— start —
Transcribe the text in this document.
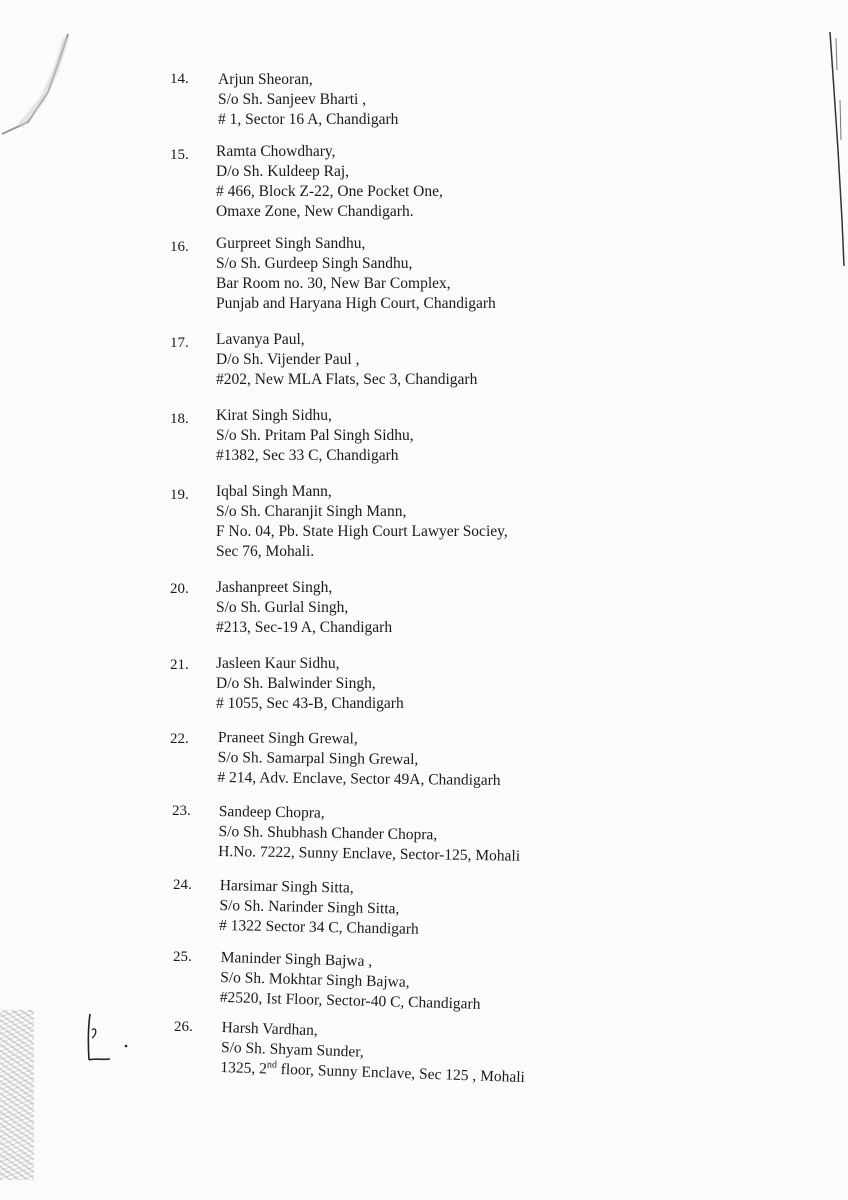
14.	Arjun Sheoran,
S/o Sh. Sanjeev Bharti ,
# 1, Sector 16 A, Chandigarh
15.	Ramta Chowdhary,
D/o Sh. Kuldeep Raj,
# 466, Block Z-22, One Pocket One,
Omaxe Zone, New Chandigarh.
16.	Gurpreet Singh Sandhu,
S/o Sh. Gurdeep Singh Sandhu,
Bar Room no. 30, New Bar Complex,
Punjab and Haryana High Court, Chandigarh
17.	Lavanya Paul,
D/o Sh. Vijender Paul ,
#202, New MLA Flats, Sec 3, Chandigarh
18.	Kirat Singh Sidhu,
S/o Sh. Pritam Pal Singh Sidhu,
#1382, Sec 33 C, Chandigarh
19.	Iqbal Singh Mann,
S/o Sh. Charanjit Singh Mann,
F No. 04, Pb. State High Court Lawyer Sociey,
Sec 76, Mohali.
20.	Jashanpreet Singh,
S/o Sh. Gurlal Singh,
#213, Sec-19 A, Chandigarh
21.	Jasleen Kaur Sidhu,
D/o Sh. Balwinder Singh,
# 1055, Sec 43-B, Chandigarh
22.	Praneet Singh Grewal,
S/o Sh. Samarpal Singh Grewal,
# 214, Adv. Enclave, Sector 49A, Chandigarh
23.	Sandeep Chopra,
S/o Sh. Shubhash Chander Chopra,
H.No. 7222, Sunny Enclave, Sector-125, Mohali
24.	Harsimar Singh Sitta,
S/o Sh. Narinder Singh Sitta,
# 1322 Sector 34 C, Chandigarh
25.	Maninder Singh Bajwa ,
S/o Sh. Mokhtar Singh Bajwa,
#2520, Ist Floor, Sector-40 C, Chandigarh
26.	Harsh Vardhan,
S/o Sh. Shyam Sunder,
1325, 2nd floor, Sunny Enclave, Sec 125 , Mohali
— end —
— start —
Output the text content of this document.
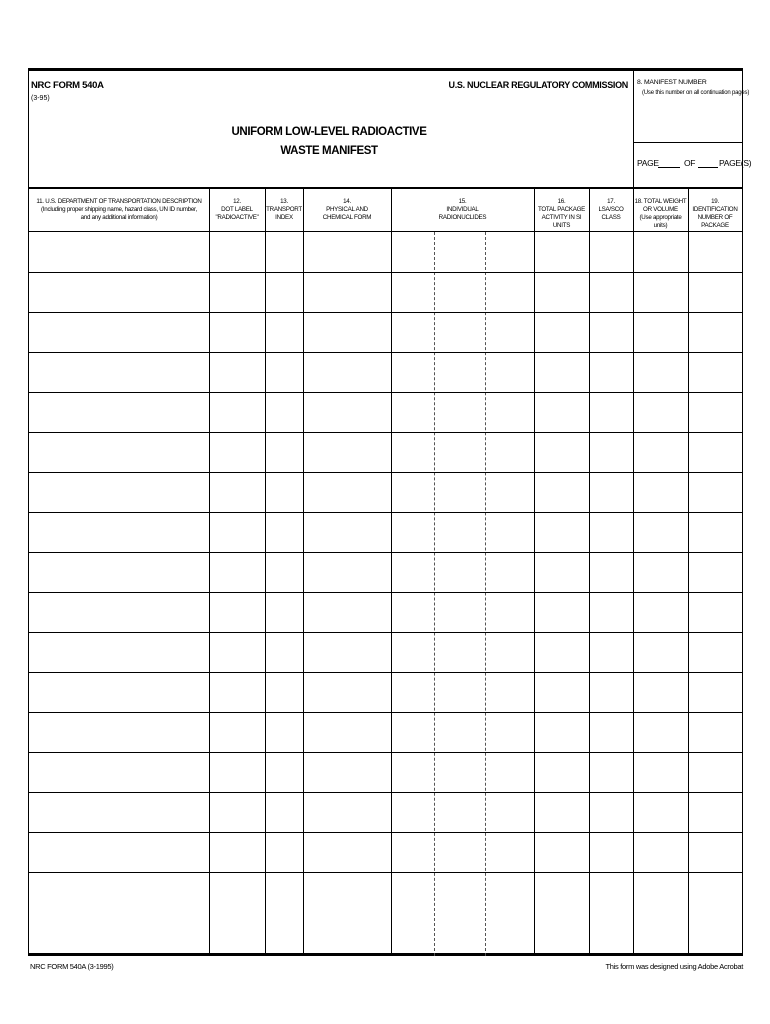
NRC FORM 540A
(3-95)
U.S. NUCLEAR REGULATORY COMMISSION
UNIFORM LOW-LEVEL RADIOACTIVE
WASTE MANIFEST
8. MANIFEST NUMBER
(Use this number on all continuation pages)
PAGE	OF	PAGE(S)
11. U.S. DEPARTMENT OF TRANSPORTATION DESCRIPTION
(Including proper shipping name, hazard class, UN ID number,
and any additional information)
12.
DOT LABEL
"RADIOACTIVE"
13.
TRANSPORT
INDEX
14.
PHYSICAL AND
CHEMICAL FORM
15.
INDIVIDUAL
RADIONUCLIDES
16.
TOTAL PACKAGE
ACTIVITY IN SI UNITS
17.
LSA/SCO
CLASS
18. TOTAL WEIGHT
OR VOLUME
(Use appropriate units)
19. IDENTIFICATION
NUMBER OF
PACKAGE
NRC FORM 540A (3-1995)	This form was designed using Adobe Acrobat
— end —
Task objective
Collect each line containing the string "Bajwa".

Worked answer
25.	Maninder Singh Bajwa ,
S/o Sh. Mokhtar Singh Bajwa,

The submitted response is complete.